EXERCISE BRIEF:
An exact reproduction of the records is required, with all images left out.

INPUT FOR THIS TASK:
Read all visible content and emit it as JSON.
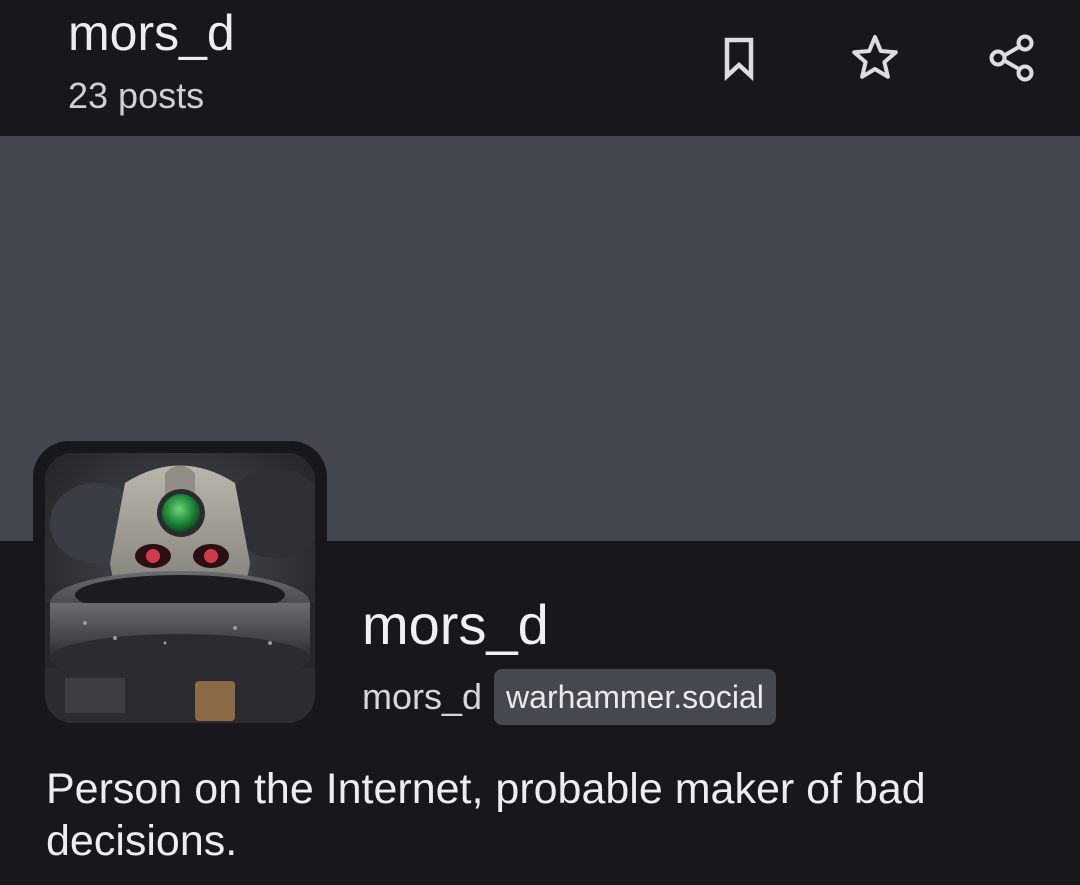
{
  "topbar": {
    "title": "mors_d",
    "post_count": "23 posts",
    "actions": {
      "bookmark_icon": "bookmark-icon",
      "favourite_icon": "star-icon",
      "share_icon": "share-icon"
    }
  },
  "profile": {
    "display_name": "mors_d",
    "handle": "mors_d",
    "domain": "warhammer.social",
    "bio": "Person on the Internet, probable maker of bad decisions."
  },
  "colors": {
    "background": "#17171c",
    "banner": "#44474f",
    "badge": "#45484f",
    "text_primary": "#ededf0"
  }
}
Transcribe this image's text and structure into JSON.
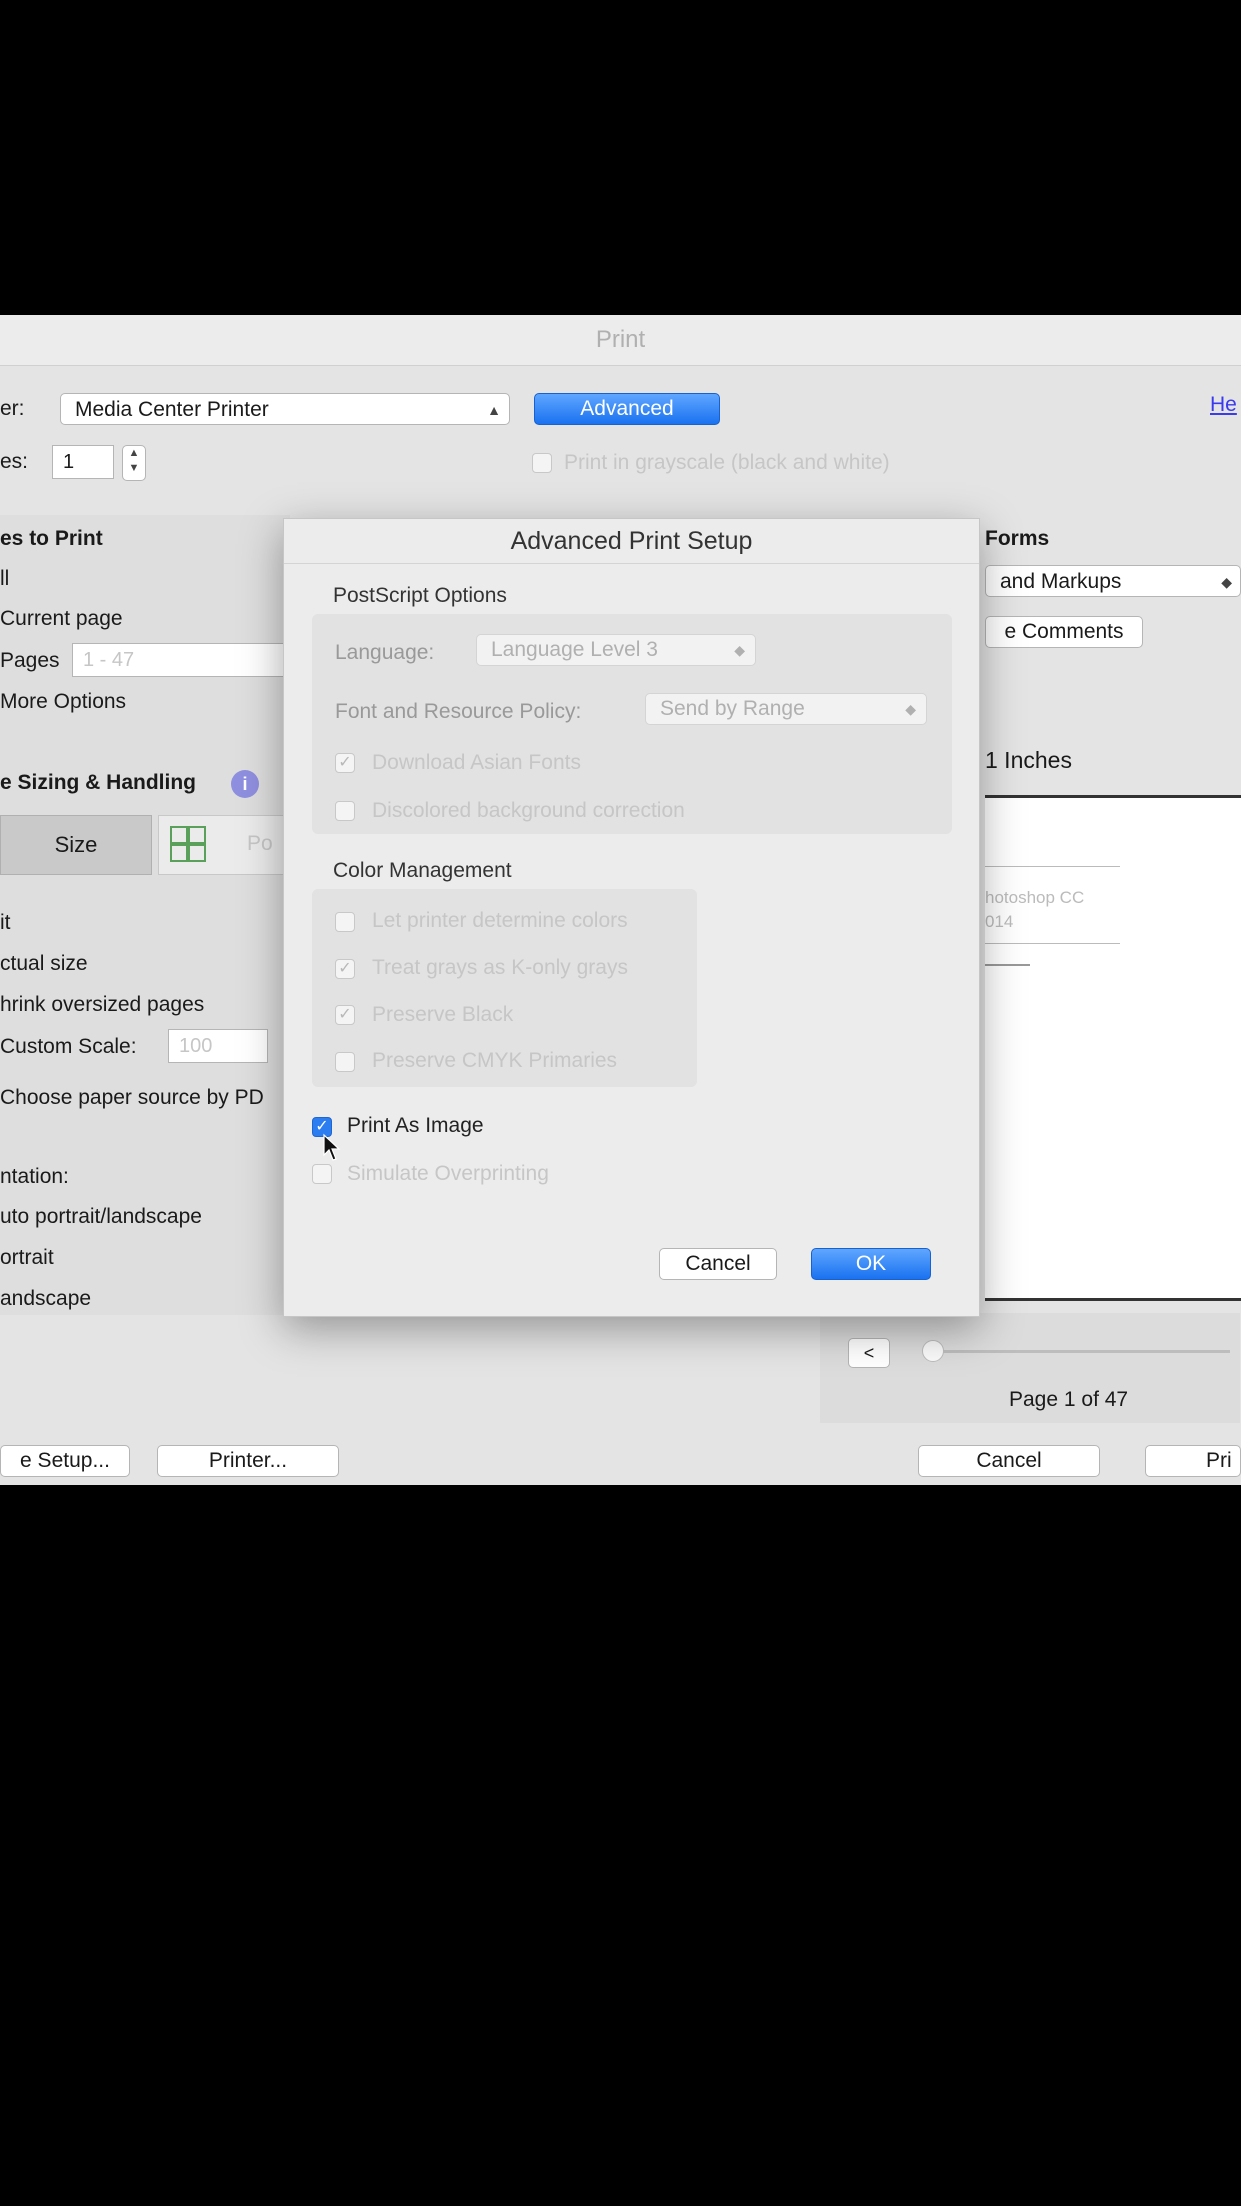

RESPONSE TO THE TASK:
Read all visible content and emit it as JSON.
{
  "topbar": {
    "title": "mors_d",
    "post_count": "23 posts",
    "actions": {
      "bookmark_icon": "bookmark-icon",
      "favourite_icon": "star-icon",
      "share_icon": "share-icon"
    }
  },
  "profile": {
    "display_name": "mors_d",
    "handle": "mors_d",
    "domain": "warhammer.social",
    "bio": "Person on the Internet, probable maker of bad decisions."
  },
  "colors": {
    "background": "#17171c",
    "banner": "#44474f",
    "badge": "#45484f",
    "text_primary": "#ededf0"
  }
}
Transcribe this image's text and structure into JSON.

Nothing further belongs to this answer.